Search the listing for "color" and copy every line where it appears.

***** Given data

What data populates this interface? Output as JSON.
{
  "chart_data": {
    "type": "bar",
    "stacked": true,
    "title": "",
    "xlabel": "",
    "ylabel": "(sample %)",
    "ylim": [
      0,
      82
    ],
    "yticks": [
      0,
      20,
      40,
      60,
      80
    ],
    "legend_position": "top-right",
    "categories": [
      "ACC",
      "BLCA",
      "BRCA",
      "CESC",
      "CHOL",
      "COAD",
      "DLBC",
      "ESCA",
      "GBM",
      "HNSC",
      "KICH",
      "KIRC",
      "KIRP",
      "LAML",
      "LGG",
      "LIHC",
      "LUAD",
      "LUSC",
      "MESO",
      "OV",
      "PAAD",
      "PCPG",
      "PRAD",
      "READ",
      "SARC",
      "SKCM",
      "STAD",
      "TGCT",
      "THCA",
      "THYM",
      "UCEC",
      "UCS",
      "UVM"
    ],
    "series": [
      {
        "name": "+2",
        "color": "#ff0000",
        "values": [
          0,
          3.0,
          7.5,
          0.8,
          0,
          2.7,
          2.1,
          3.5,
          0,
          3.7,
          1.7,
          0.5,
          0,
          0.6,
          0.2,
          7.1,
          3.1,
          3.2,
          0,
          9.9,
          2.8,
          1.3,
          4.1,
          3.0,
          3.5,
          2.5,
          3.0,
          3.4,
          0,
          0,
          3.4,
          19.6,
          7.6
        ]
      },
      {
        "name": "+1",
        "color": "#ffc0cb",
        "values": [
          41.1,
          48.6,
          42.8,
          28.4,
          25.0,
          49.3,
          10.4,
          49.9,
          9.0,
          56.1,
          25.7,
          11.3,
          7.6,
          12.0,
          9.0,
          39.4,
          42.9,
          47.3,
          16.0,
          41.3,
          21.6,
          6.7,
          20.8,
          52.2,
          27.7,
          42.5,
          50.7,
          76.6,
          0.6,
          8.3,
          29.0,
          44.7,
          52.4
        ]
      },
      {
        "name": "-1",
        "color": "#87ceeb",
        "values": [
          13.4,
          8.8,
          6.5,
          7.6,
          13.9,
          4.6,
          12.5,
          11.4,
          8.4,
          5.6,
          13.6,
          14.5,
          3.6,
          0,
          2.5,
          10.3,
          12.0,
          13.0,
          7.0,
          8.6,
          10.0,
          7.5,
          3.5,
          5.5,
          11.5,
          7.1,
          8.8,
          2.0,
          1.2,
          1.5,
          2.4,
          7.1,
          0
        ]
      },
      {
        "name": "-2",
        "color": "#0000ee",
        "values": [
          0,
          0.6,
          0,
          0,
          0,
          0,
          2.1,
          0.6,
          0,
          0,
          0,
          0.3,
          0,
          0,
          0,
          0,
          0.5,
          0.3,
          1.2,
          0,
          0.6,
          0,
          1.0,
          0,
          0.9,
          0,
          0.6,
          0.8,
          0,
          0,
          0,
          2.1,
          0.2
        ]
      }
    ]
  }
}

**********

§ **Response to the exercise**:
        "color": "#ff0000",
        "color": "#ffc0cb",
        "color": "#87ceeb",
        "color": "#0000ee",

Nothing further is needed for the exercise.